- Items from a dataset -
---+---

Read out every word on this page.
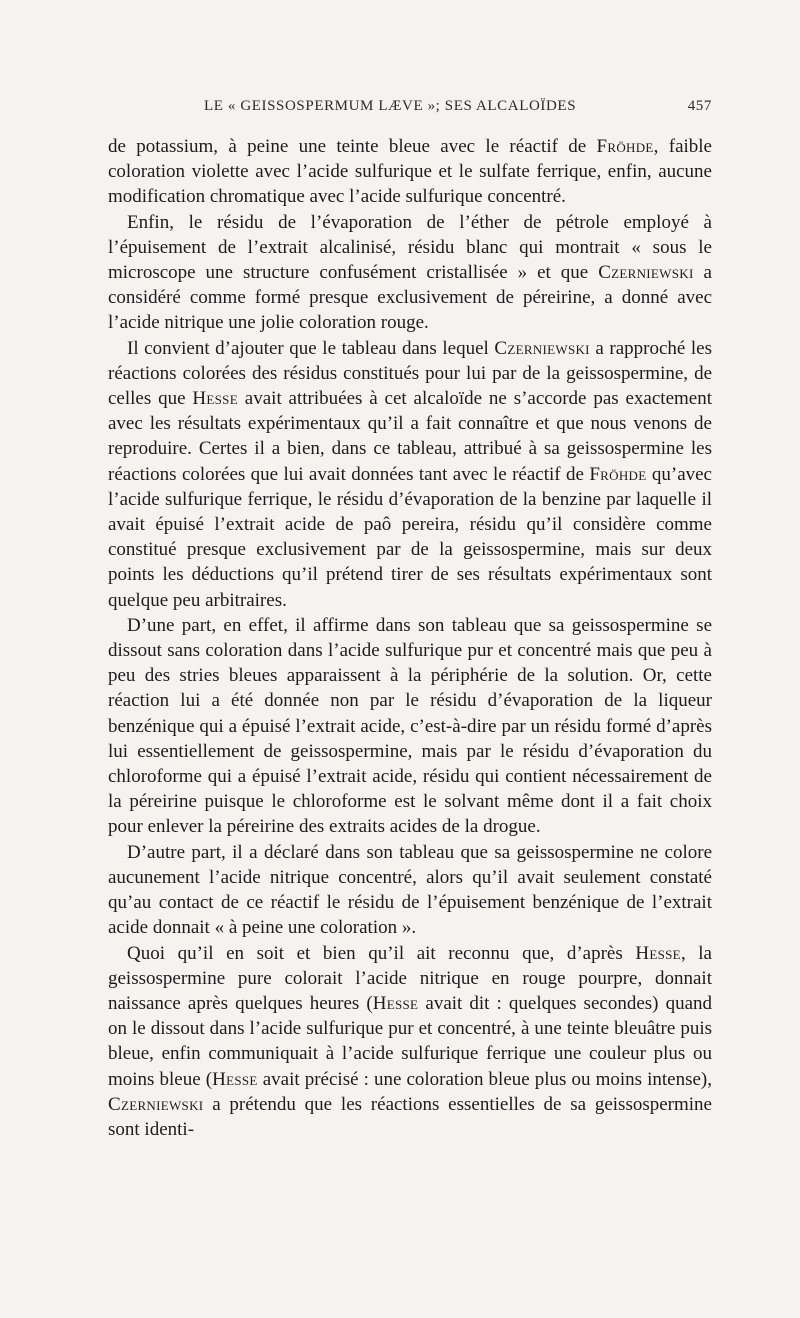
LE « GEISSOSPERMUM LÆVE »; SES ALCALOÏDES	457

de potassium, à peine une teinte bleue avec le réactif de Fröhde, faible coloration violette avec l’acide sulfurique et le sulfate ferrique, enfin, aucune modification chromatique avec l’acide sulfurique concentré.

Enfin, le résidu de l’évaporation de l’éther de pétrole employé à l’épuisement de l’extrait alcalinisé, résidu blanc qui montrait « sous le microscope une structure confusément cristallisée » et que Czerniewski a considéré comme formé presque exclusivement de péreirine, a donné avec l’acide nitrique une jolie coloration rouge.

Il convient d’ajouter que le tableau dans lequel Czerniewski a rapproché les réactions colorées des résidus constitués pour lui par de la geissospermine, de celles que Hesse avait attribuées à cet alcaloïde ne s’accorde pas exactement avec les résultats expérimentaux qu’il a fait connaître et que nous venons de reproduire. Certes il a bien, dans ce tableau, attribué à sa geissospermine les réactions colorées que lui avait données tant avec le réactif de Fröhde qu’avec l’acide sulfurique ferrique, le résidu d’évaporation de la benzine par laquelle il avait épuisé l’extrait acide de paô pereira, résidu qu’il considère comme constitué presque exclusivement par de la geissospermine, mais sur deux points les déductions qu’il prétend tirer de ses résultats expérimentaux sont quelque peu arbitraires.

D’une part, en effet, il affirme dans son tableau que sa geissospermine se dissout sans coloration dans l’acide sulfurique pur et concentré mais que peu à peu des stries bleues apparaissent à la périphérie de la solution. Or, cette réaction lui a été donnée non par le résidu d’évaporation de la liqueur benzénique qui a épuisé l’extrait acide, c’est-à-dire par un résidu formé d’après lui essentiellement de geissospermine, mais par le résidu d’évaporation du chloroforme qui a épuisé l’extrait acide, résidu qui contient nécessairement de la péreirine puisque le chloroforme est le solvant même dont il a fait choix pour enlever la péreirine des extraits acides de la drogue.

D’autre part, il a déclaré dans son tableau que sa geissospermine ne colore aucunement l’acide nitrique concentré, alors qu’il avait seulement constaté qu’au contact de ce réactif le résidu de l’épuisement benzénique de l’extrait acide donnait « à peine une coloration ».

Quoi qu’il en soit et bien qu’il ait reconnu que, d’après Hesse, la geissospermine pure colorait l’acide nitrique en rouge pourpre, donnait naissance après quelques heures (Hesse avait dit : quelques secondes) quand on le dissout dans l’acide sulfurique pur et concentré, à une teinte bleuâtre puis bleue, enfin communiquait à l’acide sulfurique ferrique une couleur plus ou moins bleue (Hesse avait précisé : une coloration bleue plus ou moins intense), Czerniewski a prétendu que les réactions essentielles de sa geissospermine sont identi-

---+---

- Task to carry out -
Note every line above where the string "peine" shows up, and copy those lines.

- Solution to this problem -
de potassium, à peine une teinte bleue avec le réactif de Fröhde, faible coloration violette avec l’acide sulfurique et le sulfate ferrique, enfin, aucune modification chromatique avec l’acide sulfurique concentré.
D’autre part, il a déclaré dans son tableau que sa geissospermine ne colore aucunement l’acide nitrique concentré, alors qu’il avait seulement constaté qu’au contact de ce réactif le résidu de l’épuisement benzénique de l’extrait acide donnait « à peine une coloration ».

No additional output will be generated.